↓
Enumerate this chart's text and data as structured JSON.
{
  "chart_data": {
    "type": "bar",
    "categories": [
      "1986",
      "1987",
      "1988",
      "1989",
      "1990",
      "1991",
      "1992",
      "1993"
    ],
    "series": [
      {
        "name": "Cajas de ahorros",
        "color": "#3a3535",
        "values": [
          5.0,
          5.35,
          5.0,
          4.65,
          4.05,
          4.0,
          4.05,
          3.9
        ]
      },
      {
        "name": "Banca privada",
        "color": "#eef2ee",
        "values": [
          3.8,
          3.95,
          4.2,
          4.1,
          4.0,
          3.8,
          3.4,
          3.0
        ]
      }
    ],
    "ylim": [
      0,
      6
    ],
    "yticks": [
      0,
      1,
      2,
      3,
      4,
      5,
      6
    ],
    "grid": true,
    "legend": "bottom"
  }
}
↑
▸ Instruction
Provide an exact reproduction of all the entries shown above.

▸ Completed task
Enumerate this chart's text and data as structured JSON.
{
  "chart_data": {
    "type": "bar",
    "categories": [
      "1986",
      "1987",
      "1988",
      "1989",
      "1990",
      "1991",
      "1992",
      "1993"
    ],
    "series": [
      {
        "name": "Cajas de ahorros",
        "color": "#3a3535",
        "values": [
          5.0,
          5.35,
          5.0,
          4.65,
          4.05,
          4.0,
          4.05,
          3.9
        ]
      },
      {
        "name": "Banca privada",
        "color": "#eef2ee",
        "values": [
          3.8,
          3.95,
          4.2,
          4.1,
          4.0,
          3.8,
          3.4,
          3.0
        ]
      }
    ],
    "ylim": [
      0,
      6
    ],
    "yticks": [
      0,
      1,
      2,
      3,
      4,
      5,
      6
    ],
    "grid": true,
    "legend": "bottom"
  }
}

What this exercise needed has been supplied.